Written task: Each line that follows is to be retyped exactly.

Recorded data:
* start *
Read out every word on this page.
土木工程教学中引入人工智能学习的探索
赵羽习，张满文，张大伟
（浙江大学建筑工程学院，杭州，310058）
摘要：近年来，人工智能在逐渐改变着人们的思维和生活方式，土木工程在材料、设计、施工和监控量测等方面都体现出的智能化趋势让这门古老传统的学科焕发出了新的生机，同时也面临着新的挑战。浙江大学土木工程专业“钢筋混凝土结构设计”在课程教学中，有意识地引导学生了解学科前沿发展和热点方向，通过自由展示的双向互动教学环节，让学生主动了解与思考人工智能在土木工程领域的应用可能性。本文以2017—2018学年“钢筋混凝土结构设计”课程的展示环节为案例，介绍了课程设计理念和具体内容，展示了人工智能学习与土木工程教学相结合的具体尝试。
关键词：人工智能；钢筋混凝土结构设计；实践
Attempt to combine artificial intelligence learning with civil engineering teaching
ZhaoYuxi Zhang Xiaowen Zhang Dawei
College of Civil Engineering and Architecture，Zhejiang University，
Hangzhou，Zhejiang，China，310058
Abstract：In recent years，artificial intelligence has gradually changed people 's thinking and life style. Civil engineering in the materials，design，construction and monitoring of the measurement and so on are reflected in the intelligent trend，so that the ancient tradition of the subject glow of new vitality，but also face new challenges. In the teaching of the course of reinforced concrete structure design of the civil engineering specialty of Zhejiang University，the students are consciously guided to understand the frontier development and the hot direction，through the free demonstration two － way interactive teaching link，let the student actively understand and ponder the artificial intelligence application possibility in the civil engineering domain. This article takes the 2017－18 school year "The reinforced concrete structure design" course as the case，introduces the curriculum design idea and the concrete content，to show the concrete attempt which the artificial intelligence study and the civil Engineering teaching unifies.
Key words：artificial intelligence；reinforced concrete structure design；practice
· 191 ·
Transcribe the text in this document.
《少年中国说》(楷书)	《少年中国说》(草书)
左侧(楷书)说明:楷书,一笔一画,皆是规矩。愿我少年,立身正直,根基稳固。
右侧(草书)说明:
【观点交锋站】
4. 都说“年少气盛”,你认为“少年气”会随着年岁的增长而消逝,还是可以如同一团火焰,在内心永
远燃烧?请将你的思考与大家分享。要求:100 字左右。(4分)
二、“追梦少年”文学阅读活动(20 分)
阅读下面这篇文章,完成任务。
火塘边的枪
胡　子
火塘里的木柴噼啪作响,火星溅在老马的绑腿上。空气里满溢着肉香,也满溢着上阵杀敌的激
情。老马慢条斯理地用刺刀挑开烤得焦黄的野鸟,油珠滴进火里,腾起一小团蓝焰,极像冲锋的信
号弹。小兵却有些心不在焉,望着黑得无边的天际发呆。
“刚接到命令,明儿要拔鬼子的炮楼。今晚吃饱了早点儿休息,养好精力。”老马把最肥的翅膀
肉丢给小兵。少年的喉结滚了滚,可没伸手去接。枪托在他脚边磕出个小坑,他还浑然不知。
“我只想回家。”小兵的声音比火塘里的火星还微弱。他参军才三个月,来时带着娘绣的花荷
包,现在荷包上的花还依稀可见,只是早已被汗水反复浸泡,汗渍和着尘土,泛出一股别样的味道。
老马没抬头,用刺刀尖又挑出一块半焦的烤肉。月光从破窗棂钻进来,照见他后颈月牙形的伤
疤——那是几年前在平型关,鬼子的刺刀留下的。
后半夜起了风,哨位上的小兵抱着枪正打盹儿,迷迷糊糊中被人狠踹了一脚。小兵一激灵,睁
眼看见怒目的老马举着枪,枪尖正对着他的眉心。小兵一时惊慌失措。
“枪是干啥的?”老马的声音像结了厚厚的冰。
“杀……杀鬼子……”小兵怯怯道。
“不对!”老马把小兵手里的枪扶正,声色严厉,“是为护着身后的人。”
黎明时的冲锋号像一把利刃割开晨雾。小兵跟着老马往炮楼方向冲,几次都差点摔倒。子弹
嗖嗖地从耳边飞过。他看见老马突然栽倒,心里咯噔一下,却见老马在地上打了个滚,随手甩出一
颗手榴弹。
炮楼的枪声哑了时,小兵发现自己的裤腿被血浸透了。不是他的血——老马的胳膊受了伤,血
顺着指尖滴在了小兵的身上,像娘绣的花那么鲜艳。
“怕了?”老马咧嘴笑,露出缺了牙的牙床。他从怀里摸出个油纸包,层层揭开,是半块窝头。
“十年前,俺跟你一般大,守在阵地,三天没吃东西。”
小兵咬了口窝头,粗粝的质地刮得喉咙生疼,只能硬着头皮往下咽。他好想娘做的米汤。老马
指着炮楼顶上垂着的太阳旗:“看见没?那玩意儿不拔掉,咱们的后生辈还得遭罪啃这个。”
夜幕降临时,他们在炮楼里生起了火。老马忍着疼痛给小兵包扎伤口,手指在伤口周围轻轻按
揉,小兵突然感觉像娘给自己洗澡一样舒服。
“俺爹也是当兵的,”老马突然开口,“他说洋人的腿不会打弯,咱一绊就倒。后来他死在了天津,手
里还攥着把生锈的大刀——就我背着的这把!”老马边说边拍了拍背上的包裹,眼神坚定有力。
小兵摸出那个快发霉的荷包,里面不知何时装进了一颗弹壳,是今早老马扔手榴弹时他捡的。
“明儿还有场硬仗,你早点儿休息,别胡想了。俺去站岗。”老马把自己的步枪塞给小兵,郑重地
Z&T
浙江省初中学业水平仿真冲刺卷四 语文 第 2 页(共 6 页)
* end *
Full output:
Read out every word on this page.
土木工程教学中引入人工智能学习的探索
赵羽习，张满文，张大伟
（浙江大学建筑工程学院，杭州，310058）
摘要：近年来，人工智能在逐渐改变着人们的思维和生活方式，土木工程在材料、设计、施工和监控量测等方面都体现出的智能化趋势让这门古老传统的学科焕发出了新的生机，同时也面临着新的挑战。浙江大学土木工程专业“钢筋混凝土结构设计”在课程教学中，有意识地引导学生了解学科前沿发展和热点方向，通过自由展示的双向互动教学环节，让学生主动了解与思考人工智能在土木工程领域的应用可能性。本文以2017—2018学年“钢筋混凝土结构设计”课程的展示环节为案例，介绍了课程设计理念和具体内容，展示了人工智能学习与土木工程教学相结合的具体尝试。
关键词：人工智能；钢筋混凝土结构设计；实践
Attempt to combine artificial intelligence learning with civil engineering teaching
ZhaoYuxi Zhang Xiaowen Zhang Dawei
College of Civil Engineering and Architecture，Zhejiang University，
Hangzhou，Zhejiang，China，310058
Abstract：In recent years，artificial intelligence has gradually changed people 's thinking and life style. Civil engineering in the materials，design，construction and monitoring of the measurement and so on are reflected in the intelligent trend，so that the ancient tradition of the subject glow of new vitality，but also face new challenges. In the teaching of the course of reinforced concrete structure design of the civil engineering specialty of Zhejiang University，the students are consciously guided to understand the frontier development and the hot direction，through the free demonstration two － way interactive teaching link，let the student actively understand and ponder the artificial intelligence application possibility in the civil engineering domain. This article takes the 2017－18 school year "The reinforced concrete structure design" course as the case，introduces the curriculum design idea and the concrete content，to show the concrete attempt which the artificial intelligence study and the civil Engineering teaching unifies.
Key words：artificial intelligence；reinforced concrete structure design；practice
· 191 ·
Transcribe the text in this document.
《少年中国说》(楷书)	《少年中国说》(草书)
左侧(楷书)说明:楷书,一笔一画,皆是规矩。愿我少年,立身正直,根基稳固。
右侧(草书)说明:
【观点交锋站】
4. 都说“年少气盛”,你认为“少年气”会随着年岁的增长而消逝,还是可以如同一团火焰,在内心永
远燃烧?请将你的思考与大家分享。要求:100 字左右。(4分)
二、“追梦少年”文学阅读活动(20 分)
阅读下面这篇文章,完成任务。
火塘边的枪
胡　子
火塘里的木柴噼啪作响,火星溅在老马的绑腿上。空气里满溢着肉香,也满溢着上阵杀敌的激
情。老马慢条斯理地用刺刀挑开烤得焦黄的野鸟,油珠滴进火里,腾起一小团蓝焰,极像冲锋的信
号弹。小兵却有些心不在焉,望着黑得无边的天际发呆。
“刚接到命令,明儿要拔鬼子的炮楼。今晚吃饱了早点儿休息,养好精力。”老马把最肥的翅膀
肉丢给小兵。少年的喉结滚了滚,可没伸手去接。枪托在他脚边磕出个小坑,他还浑然不知。
“我只想回家。”小兵的声音比火塘里的火星还微弱。他参军才三个月,来时带着娘绣的花荷
包,现在荷包上的花还依稀可见,只是早已被汗水反复浸泡,汗渍和着尘土,泛出一股别样的味道。
老马没抬头,用刺刀尖又挑出一块半焦的烤肉。月光从破窗棂钻进来,照见他后颈月牙形的伤
疤——那是几年前在平型关,鬼子的刺刀留下的。
后半夜起了风,哨位上的小兵抱着枪正打盹儿,迷迷糊糊中被人狠踹了一脚。小兵一激灵,睁
眼看见怒目的老马举着枪,枪尖正对着他的眉心。小兵一时惊慌失措。
“枪是干啥的?”老马的声音像结了厚厚的冰。
“杀……杀鬼子……”小兵怯怯道。
“不对!”老马把小兵手里的枪扶正,声色严厉,“是为护着身后的人。”
黎明时的冲锋号像一把利刃割开晨雾。小兵跟着老马往炮楼方向冲,几次都差点摔倒。子弹
嗖嗖地从耳边飞过。他看见老马突然栽倒,心里咯噔一下,却见老马在地上打了个滚,随手甩出一
颗手榴弹。
炮楼的枪声哑了时,小兵发现自己的裤腿被血浸透了。不是他的血——老马的胳膊受了伤,血
顺着指尖滴在了小兵的身上,像娘绣的花那么鲜艳。
“怕了?”老马咧嘴笑,露出缺了牙的牙床。他从怀里摸出个油纸包,层层揭开,是半块窝头。
“十年前,俺跟你一般大,守在阵地,三天没吃东西。”
小兵咬了口窝头,粗粝的质地刮得喉咙生疼,只能硬着头皮往下咽。他好想娘做的米汤。老马
指着炮楼顶上垂着的太阳旗:“看见没?那玩意儿不拔掉,咱们的后生辈还得遭罪啃这个。”
夜幕降临时,他们在炮楼里生起了火。老马忍着疼痛给小兵包扎伤口,手指在伤口周围轻轻按
揉,小兵突然感觉像娘给自己洗澡一样舒服。
“俺爹也是当兵的,”老马突然开口,“他说洋人的腿不会打弯,咱一绊就倒。后来他死在了天津,手
里还攥着把生锈的大刀——就我背着的这把!”老马边说边拍了拍背上的包裹,眼神坚定有力。
小兵摸出那个快发霉的荷包,里面不知何时装进了一颗弹壳,是今早老马扔手榴弹时他捡的。
“明儿还有场硬仗,你早点儿休息,别胡想了。俺去站岗。”老马把自己的步枪塞给小兵,郑重地
Z&T
浙江省初中学业水平仿真冲刺卷四 语文 第 2 页(共 6 页)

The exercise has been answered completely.